[Recorded information Boundary: Start]

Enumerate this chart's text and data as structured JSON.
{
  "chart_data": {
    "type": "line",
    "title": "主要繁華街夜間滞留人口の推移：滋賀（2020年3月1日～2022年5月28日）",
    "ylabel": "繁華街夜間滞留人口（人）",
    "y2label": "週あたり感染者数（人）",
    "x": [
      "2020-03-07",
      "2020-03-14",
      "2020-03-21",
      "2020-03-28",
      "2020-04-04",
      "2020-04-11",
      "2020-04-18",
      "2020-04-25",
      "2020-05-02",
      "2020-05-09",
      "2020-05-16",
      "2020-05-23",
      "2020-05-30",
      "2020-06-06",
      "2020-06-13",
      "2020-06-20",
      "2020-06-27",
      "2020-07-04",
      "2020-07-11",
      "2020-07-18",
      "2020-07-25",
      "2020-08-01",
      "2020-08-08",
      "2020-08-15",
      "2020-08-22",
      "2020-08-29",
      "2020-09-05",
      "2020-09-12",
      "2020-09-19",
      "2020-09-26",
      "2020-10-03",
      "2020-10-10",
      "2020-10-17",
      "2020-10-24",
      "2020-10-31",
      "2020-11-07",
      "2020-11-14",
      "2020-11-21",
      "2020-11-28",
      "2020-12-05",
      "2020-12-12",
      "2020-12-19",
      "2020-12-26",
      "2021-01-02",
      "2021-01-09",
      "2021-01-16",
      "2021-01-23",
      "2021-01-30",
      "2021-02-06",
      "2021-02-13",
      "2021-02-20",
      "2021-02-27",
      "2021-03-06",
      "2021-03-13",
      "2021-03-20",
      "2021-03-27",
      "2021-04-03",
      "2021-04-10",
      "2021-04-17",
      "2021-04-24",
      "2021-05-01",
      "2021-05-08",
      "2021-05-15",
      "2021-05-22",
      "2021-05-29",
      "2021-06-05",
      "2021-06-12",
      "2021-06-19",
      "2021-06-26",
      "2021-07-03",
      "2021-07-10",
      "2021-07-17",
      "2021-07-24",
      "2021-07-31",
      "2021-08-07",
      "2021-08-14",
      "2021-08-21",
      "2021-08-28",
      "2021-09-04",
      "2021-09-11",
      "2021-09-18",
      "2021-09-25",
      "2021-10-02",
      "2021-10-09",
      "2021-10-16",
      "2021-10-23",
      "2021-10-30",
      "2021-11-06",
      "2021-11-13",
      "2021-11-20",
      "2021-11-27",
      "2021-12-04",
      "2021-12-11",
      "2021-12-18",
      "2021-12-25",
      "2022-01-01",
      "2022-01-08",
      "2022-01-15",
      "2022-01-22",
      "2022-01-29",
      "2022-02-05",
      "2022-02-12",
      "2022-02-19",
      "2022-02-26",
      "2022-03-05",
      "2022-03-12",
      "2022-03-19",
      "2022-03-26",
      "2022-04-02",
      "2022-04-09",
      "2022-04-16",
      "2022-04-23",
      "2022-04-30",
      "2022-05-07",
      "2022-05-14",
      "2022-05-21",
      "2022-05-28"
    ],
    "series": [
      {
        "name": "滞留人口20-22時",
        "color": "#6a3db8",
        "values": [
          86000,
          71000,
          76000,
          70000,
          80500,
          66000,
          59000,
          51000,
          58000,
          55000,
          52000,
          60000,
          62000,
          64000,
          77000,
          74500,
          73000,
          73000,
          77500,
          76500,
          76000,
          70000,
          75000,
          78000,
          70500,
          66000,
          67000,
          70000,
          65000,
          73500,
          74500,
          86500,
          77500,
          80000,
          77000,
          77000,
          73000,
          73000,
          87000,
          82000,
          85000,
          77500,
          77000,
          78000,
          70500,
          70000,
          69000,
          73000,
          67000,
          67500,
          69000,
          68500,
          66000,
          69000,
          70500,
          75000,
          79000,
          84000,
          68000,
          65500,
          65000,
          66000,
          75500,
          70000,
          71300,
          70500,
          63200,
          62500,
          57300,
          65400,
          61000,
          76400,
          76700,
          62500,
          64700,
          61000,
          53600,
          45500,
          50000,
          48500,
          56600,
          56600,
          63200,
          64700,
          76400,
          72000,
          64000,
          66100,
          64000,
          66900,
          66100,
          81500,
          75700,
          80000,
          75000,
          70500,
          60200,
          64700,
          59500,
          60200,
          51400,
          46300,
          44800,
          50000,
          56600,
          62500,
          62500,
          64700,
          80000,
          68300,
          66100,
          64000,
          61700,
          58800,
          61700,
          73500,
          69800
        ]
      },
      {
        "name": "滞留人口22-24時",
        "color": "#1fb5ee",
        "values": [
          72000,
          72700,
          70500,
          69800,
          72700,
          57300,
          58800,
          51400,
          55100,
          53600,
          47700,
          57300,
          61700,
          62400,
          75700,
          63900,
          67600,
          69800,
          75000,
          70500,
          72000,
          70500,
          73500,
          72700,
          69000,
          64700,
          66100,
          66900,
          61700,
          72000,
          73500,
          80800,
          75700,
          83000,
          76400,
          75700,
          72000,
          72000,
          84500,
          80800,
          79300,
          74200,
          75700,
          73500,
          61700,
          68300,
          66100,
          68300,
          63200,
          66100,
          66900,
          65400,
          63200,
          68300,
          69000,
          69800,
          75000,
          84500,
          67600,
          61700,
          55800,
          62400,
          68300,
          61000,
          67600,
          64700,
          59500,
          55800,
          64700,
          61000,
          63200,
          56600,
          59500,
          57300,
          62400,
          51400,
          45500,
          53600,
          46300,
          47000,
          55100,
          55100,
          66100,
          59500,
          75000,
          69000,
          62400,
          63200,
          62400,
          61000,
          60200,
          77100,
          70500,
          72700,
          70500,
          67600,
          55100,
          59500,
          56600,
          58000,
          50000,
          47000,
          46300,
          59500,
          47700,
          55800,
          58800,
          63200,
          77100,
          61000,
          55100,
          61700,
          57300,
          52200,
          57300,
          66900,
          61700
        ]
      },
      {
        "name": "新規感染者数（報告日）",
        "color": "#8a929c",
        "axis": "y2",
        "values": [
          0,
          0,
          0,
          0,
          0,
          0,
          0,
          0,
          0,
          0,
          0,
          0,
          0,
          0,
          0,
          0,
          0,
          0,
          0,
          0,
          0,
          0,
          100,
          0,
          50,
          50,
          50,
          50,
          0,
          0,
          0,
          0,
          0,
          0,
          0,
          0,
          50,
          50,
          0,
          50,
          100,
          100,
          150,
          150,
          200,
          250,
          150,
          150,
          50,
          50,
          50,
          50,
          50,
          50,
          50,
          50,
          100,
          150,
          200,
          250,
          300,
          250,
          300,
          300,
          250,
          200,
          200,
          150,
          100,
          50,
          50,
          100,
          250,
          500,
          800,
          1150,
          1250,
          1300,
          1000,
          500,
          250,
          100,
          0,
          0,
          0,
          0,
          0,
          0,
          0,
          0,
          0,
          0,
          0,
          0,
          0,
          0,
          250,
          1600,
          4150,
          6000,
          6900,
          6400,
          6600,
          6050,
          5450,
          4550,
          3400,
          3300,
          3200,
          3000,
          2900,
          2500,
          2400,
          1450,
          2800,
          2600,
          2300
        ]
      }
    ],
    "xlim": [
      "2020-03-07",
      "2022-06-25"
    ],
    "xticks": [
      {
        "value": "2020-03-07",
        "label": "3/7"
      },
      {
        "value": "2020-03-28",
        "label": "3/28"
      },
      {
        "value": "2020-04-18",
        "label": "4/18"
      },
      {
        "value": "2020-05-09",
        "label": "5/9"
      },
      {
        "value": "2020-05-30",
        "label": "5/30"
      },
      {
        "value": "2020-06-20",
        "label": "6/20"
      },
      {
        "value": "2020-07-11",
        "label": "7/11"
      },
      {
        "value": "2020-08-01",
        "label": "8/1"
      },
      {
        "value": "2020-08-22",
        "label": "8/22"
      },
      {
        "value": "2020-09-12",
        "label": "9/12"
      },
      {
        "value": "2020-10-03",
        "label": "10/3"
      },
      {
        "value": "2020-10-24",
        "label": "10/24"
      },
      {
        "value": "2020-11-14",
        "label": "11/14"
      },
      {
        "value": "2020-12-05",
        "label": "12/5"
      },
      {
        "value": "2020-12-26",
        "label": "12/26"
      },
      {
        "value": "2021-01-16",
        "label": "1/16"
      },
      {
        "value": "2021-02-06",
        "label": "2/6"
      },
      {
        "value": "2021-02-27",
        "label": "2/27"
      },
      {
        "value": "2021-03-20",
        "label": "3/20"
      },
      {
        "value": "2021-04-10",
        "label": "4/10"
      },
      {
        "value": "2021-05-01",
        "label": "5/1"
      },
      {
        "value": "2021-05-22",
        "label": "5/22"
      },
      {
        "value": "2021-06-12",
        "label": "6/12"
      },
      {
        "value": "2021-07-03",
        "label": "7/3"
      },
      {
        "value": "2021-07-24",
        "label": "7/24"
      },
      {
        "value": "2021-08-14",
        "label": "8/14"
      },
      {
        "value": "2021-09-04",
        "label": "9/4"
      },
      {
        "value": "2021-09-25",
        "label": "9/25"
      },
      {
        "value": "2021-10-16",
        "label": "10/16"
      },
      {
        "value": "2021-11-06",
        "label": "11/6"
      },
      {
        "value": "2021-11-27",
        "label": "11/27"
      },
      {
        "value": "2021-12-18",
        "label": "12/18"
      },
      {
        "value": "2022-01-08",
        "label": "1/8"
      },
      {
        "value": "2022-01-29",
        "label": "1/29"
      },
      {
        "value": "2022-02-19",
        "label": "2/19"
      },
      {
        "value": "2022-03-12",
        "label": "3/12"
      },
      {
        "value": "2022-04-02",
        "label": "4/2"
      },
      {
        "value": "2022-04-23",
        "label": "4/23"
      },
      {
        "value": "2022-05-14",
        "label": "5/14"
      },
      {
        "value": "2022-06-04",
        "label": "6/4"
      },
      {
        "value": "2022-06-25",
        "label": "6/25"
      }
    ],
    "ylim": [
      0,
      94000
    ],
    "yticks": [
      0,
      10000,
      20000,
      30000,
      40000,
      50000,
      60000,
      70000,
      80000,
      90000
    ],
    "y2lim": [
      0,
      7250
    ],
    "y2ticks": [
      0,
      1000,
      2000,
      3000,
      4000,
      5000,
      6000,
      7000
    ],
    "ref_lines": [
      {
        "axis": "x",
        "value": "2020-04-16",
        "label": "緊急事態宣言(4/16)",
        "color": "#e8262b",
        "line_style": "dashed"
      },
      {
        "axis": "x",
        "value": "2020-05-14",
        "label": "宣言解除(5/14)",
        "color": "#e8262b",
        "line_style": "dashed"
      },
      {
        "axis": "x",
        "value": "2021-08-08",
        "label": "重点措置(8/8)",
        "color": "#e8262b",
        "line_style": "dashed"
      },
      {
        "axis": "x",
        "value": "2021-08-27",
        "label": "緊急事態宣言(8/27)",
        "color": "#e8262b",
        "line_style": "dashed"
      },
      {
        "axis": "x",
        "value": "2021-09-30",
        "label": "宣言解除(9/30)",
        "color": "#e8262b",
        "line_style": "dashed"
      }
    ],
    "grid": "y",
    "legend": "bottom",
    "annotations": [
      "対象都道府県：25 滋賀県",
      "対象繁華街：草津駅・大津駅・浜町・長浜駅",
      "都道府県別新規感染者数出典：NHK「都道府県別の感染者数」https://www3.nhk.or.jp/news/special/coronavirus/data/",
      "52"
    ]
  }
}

[Recorded information Boundary: End]

• [About this task] Go through the records above and copy each line where "name" is found.

• [Exercise solution]
        "name": "滞留人口20-22時",
        "name": "滞留人口22-24時",
        "name": "新規感染者数（報告日）",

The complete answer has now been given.